| EXERCISE DIRECTIONS |
If a record holds a picture, please leave the picture out and copy the rest of the record exactly.
** Opening EXERCISE MATERIAL block **
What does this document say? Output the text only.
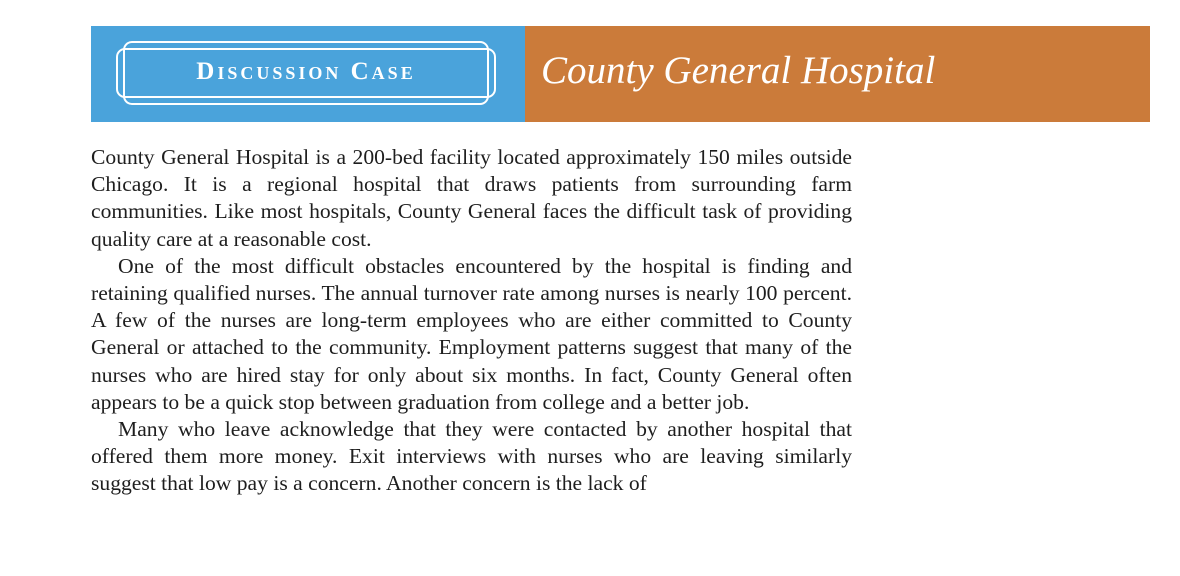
Discussion Case	County General Hospital

County General Hospital is a 200-bed facility located approximately 150 miles outside Chicago. It is a regional hospital that draws patients from surrounding farm communities. Like most hospitals, County General faces the difficult task of providing quality care at a reasonable cost.

One of the most difficult obstacles encountered by the hospital is finding and retaining qualified nurses. The annual turnover rate among nurses is nearly 100 percent. A few of the nurses are long-term employees who are either committed to County General or attached to the community. Employment patterns suggest that many of the nurses who are hired stay for only about six months. In fact, County General often appears to be a quick stop between graduation from college and a better job.

Many who leave acknowledge that they were contacted by another hospital that offered them more money. Exit interviews with nurses who are leaving similarly suggest that low pay is a concern. Another concern is the lack of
** Closing EXERCISE MATERIAL block **
| RESULT OF THIS TASK |
What does this document say? Output the text only.
Discussion Case	County General Hospital

County General Hospital is a 200-bed facility located approximately 150 miles outside Chicago. It is a regional hospital that draws patients from surrounding farm communities. Like most hospitals, County General faces the difficult task of providing quality care at a reasonable cost.

One of the most difficult obstacles encountered by the hospital is finding and retaining qualified nurses. The annual turnover rate among nurses is nearly 100 percent. A few of the nurses are long-term employees who are either committed to County General or attached to the community. Employment patterns suggest that many of the nurses who are hired stay for only about six months. In fact, County General often appears to be a quick stop between graduation from college and a better job.

Many who leave acknowledge that they were contacted by another hospital that offered them more money. Exit interviews with nurses who are leaving similarly suggest that low pay is a concern. Another concern is the lack of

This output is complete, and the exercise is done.